*Records*.
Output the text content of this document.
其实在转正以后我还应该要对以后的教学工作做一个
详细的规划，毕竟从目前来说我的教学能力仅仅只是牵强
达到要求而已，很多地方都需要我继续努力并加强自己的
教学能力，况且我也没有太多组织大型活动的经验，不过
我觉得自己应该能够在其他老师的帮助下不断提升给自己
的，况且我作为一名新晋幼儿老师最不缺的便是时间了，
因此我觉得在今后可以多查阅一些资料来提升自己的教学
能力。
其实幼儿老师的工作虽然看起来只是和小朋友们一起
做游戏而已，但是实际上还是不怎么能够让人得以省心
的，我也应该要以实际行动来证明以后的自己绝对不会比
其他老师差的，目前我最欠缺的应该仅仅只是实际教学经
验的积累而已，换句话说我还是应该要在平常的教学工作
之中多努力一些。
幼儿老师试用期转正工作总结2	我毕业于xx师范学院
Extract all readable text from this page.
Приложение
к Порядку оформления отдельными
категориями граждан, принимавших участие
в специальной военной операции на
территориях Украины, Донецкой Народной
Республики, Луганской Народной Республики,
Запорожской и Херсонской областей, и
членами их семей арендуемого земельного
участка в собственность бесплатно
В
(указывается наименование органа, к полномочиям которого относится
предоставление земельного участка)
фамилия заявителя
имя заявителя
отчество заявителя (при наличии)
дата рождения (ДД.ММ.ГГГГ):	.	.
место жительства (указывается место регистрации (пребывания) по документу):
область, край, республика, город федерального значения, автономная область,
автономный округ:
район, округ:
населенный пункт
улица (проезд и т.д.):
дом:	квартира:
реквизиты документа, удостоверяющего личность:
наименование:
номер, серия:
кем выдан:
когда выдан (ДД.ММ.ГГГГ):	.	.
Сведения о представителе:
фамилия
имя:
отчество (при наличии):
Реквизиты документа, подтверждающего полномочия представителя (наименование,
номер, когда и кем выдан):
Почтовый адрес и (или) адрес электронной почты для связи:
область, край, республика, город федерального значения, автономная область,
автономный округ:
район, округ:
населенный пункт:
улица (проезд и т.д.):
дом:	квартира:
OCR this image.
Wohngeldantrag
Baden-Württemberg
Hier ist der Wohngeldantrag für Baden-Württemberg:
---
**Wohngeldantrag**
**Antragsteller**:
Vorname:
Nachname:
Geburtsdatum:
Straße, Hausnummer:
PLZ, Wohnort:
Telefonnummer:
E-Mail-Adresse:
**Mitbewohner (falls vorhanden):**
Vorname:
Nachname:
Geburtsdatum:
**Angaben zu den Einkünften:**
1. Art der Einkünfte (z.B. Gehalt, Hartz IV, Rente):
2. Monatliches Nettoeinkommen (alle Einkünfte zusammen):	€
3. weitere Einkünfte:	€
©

*Problem details*. Exactly repeat the lines from the line that contains "OCR this image." to the end of the entries, both included, and leave out all other lines.

*Solution to this task*.
OCR this image.
Wohngeldantrag
Baden-Württemberg
Hier ist der Wohngeldantrag für Baden-Württemberg:
---
**Wohngeldantrag**
**Antragsteller**:
Vorname:
Nachname:
Geburtsdatum:
Straße, Hausnummer:
PLZ, Wohnort:
Telefonnummer:
E-Mail-Adresse:
**Mitbewohner (falls vorhanden):**
Vorname:
Nachname:
Geburtsdatum:
**Angaben zu den Einkünften:**
1. Art der Einkünfte (z.B. Gehalt, Hartz IV, Rente):
2. Monatliches Nettoeinkommen (alle Einkünfte zusammen):	€
3. weitere Einkünfte:	€
©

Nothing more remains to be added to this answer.